(INSTRUCTION): Starting at the first line of the records and ending at the line that contains "x-tick-label: 2023: [339, 742, 397, 772]", recast those lines as a numbered list, leaving out any blank lines.

--- RAW DATA ---

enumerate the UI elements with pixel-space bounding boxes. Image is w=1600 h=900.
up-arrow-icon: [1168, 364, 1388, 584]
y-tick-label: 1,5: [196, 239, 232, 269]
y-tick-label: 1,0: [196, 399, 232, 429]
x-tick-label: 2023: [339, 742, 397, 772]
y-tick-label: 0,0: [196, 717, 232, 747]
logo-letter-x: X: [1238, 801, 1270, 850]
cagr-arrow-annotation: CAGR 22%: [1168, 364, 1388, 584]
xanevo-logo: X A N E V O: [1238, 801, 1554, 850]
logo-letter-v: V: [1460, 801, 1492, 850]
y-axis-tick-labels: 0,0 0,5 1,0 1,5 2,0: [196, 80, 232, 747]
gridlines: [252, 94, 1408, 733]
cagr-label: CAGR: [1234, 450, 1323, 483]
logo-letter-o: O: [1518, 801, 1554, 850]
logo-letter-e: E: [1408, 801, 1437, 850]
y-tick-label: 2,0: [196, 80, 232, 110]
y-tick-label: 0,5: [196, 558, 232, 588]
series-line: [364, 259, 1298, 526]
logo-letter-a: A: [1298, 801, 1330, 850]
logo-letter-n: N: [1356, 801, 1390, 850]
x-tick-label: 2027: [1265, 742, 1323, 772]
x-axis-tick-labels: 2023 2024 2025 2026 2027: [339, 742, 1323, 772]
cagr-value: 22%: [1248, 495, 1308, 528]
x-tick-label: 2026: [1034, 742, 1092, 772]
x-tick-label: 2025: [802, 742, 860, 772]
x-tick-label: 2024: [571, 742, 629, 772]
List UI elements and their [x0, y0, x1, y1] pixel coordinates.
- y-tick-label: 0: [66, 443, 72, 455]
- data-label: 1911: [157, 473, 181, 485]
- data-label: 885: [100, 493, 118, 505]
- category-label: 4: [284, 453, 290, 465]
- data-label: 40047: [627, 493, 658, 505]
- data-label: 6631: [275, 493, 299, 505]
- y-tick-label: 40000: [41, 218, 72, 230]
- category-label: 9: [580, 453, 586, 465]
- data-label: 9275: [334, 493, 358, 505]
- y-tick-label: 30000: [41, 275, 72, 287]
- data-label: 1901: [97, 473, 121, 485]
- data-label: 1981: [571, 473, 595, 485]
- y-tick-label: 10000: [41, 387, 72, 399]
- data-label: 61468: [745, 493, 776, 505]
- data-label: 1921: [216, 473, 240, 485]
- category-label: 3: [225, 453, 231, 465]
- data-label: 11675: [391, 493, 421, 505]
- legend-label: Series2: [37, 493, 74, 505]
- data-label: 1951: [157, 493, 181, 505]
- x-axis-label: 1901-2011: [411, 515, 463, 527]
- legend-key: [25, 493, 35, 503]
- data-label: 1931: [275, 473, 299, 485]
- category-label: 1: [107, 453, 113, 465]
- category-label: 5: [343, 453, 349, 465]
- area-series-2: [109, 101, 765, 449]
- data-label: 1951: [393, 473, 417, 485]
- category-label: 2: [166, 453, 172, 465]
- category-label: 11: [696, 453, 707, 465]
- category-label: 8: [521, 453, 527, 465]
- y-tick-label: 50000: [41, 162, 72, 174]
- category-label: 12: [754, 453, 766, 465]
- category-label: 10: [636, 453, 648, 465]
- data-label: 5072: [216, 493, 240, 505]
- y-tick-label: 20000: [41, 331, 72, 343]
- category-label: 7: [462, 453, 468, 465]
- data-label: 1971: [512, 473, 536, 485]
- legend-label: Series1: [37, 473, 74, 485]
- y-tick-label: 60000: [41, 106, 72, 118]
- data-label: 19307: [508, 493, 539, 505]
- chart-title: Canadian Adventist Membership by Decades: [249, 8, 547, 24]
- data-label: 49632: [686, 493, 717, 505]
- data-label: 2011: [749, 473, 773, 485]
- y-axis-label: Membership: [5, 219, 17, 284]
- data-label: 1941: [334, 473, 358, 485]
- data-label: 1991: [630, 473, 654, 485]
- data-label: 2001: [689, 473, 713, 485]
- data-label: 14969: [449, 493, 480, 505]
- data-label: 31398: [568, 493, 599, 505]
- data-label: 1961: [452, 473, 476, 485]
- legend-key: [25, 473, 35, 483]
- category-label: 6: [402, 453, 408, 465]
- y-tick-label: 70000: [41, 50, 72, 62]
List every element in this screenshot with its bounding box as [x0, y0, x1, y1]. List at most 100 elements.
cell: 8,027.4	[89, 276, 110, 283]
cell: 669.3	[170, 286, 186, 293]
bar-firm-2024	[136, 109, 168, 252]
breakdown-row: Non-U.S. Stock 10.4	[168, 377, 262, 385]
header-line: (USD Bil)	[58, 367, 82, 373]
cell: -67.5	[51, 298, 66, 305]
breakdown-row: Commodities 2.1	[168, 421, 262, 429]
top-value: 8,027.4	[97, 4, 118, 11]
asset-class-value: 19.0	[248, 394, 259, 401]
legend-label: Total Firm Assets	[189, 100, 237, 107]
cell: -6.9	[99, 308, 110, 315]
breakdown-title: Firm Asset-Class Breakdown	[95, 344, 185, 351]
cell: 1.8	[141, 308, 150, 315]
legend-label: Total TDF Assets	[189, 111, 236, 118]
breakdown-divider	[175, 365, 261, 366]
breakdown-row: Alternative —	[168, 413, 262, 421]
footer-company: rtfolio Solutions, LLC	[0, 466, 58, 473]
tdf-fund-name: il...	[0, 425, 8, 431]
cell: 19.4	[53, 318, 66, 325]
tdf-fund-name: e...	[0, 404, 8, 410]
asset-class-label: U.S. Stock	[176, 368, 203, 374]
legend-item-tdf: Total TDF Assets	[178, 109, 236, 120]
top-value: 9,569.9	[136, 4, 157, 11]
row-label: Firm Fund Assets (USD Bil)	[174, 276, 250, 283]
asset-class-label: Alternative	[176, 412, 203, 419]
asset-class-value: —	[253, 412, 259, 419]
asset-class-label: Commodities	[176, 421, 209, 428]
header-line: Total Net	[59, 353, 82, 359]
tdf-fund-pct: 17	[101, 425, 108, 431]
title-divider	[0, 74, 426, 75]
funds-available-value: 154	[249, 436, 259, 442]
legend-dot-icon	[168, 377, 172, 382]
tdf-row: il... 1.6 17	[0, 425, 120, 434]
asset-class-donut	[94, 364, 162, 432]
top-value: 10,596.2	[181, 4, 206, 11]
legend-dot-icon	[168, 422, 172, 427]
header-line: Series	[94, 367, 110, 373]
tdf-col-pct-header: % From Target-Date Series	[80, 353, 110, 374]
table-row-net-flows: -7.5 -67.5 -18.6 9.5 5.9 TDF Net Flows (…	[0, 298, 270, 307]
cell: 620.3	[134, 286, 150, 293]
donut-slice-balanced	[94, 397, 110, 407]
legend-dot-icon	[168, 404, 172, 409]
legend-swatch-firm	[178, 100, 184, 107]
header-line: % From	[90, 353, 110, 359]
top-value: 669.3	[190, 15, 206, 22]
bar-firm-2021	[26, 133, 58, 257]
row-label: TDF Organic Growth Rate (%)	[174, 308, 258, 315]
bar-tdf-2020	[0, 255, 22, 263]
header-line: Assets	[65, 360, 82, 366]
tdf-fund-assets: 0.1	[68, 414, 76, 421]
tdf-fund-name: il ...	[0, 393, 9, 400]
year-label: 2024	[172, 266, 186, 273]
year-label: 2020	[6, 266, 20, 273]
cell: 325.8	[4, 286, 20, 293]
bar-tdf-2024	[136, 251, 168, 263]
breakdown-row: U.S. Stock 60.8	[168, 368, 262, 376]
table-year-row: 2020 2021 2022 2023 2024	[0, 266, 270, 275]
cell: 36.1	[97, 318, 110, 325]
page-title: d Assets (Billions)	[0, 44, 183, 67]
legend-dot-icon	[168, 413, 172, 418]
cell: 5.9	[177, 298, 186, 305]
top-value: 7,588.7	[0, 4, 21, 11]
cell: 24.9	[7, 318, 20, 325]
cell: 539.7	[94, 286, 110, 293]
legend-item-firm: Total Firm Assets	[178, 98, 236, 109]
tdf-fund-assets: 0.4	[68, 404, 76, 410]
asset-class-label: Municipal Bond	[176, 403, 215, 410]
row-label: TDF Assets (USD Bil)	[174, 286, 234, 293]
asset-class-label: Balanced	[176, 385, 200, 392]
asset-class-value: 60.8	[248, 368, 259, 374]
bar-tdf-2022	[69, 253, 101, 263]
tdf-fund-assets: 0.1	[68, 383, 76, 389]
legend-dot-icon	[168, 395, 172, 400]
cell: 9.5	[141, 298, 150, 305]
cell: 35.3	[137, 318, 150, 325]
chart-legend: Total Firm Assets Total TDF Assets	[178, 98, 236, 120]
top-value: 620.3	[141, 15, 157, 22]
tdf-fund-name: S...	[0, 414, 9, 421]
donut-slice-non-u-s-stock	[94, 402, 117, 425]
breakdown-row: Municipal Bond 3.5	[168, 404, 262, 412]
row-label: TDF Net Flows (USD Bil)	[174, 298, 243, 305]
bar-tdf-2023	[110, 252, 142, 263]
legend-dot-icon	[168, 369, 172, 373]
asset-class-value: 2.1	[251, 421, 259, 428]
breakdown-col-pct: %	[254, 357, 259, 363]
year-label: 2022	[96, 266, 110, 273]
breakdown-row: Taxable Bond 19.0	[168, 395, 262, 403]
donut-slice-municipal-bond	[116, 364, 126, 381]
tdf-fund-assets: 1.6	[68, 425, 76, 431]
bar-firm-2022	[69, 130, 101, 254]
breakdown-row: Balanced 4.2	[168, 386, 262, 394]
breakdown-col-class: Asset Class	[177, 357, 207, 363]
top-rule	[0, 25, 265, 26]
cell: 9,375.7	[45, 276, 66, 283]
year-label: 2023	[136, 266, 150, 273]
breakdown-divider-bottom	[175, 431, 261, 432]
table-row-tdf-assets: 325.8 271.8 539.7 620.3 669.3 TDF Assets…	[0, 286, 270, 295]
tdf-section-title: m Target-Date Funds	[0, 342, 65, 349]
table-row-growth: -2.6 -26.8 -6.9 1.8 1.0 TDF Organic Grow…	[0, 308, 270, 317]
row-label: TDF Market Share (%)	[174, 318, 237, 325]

---

(EXERCISE SOLUTION):
1. enumerate the UI elements with pixel-space bounding boxes. Image is w=1600 h=900.
2. up-arrow-icon: [1168, 364, 1388, 584]
3. y-tick-label: 1,5: [196, 239, 232, 269]
4. y-tick-label: 1,0: [196, 399, 232, 429]
5. x-tick-label: 2023: [339, 742, 397, 772]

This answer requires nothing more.